**Written task**. Restate the records that follow word for word; no pictures should appear.

**The data**.
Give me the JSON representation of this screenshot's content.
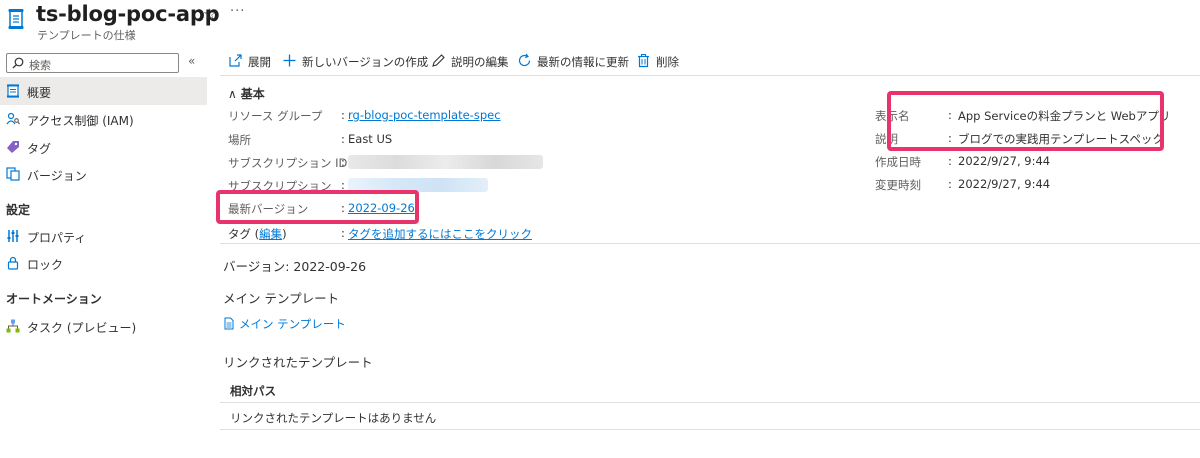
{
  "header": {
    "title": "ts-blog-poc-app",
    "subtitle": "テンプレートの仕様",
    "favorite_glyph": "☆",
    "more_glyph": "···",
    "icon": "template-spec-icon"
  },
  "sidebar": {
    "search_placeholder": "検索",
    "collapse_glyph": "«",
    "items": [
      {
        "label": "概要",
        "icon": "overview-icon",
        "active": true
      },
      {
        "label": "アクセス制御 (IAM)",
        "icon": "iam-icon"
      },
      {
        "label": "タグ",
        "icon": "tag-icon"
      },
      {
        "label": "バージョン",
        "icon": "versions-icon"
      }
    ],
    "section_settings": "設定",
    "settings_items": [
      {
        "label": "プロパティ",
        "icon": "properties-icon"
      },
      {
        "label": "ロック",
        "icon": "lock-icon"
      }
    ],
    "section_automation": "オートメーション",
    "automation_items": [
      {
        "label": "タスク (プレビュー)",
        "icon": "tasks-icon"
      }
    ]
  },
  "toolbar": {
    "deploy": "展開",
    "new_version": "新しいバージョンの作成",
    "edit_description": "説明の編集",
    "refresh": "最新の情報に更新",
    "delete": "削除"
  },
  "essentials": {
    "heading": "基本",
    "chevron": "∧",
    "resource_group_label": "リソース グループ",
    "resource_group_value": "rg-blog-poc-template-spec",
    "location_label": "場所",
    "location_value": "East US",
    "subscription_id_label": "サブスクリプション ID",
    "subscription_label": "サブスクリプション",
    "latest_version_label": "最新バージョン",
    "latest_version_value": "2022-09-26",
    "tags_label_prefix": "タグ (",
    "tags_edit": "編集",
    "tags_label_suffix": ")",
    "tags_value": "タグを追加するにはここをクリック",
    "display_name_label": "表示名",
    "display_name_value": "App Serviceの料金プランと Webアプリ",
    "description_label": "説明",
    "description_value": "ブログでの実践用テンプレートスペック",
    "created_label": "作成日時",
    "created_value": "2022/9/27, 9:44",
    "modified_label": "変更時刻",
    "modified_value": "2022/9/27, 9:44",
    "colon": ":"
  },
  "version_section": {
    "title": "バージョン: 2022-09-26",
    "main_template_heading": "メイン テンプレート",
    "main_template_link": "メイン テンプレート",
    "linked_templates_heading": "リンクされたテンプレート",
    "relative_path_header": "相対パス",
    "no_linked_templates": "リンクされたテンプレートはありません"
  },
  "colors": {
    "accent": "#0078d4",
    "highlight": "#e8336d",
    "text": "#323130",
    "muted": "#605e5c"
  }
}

**Response to the task**.
Give me the JSON representation of this screenshot's content.
{
  "header": {
    "title": "ts-blog-poc-app",
    "subtitle": "テンプレートの仕様",
    "favorite_glyph": "☆",
    "more_glyph": "···",
    "icon": "template-spec-icon"
  },
  "sidebar": {
    "search_placeholder": "検索",
    "collapse_glyph": "«",
    "items": [
      {
        "label": "概要",
        "icon": "overview-icon",
        "active": true
      },
      {
        "label": "アクセス制御 (IAM)",
        "icon": "iam-icon"
      },
      {
        "label": "タグ",
        "icon": "tag-icon"
      },
      {
        "label": "バージョン",
        "icon": "versions-icon"
      }
    ],
    "section_settings": "設定",
    "settings_items": [
      {
        "label": "プロパティ",
        "icon": "properties-icon"
      },
      {
        "label": "ロック",
        "icon": "lock-icon"
      }
    ],
    "section_automation": "オートメーション",
    "automation_items": [
      {
        "label": "タスク (プレビュー)",
        "icon": "tasks-icon"
      }
    ]
  },
  "toolbar": {
    "deploy": "展開",
    "new_version": "新しいバージョンの作成",
    "edit_description": "説明の編集",
    "refresh": "最新の情報に更新",
    "delete": "削除"
  },
  "essentials": {
    "heading": "基本",
    "chevron": "∧",
    "resource_group_label": "リソース グループ",
    "resource_group_value": "rg-blog-poc-template-spec",
    "location_label": "場所",
    "location_value": "East US",
    "subscription_id_label": "サブスクリプション ID",
    "subscription_label": "サブスクリプション",
    "latest_version_label": "最新バージョン",
    "latest_version_value": "2022-09-26",
    "tags_label_prefix": "タグ (",
    "tags_edit": "編集",
    "tags_label_suffix": ")",
    "tags_value": "タグを追加するにはここをクリック",
    "display_name_label": "表示名",
    "display_name_value": "App Serviceの料金プランと Webアプリ",
    "description_label": "説明",
    "description_value": "ブログでの実践用テンプレートスペック",
    "created_label": "作成日時",
    "created_value": "2022/9/27, 9:44",
    "modified_label": "変更時刻",
    "modified_value": "2022/9/27, 9:44",
    "colon": ":"
  },
  "version_section": {
    "title": "バージョン: 2022-09-26",
    "main_template_heading": "メイン テンプレート",
    "main_template_link": "メイン テンプレート",
    "linked_templates_heading": "リンクされたテンプレート",
    "relative_path_header": "相対パス",
    "no_linked_templates": "リンクされたテンプレートはありません"
  },
  "colors": {
    "accent": "#0078d4",
    "highlight": "#e8336d",
    "text": "#323130",
    "muted": "#605e5c"
  }
}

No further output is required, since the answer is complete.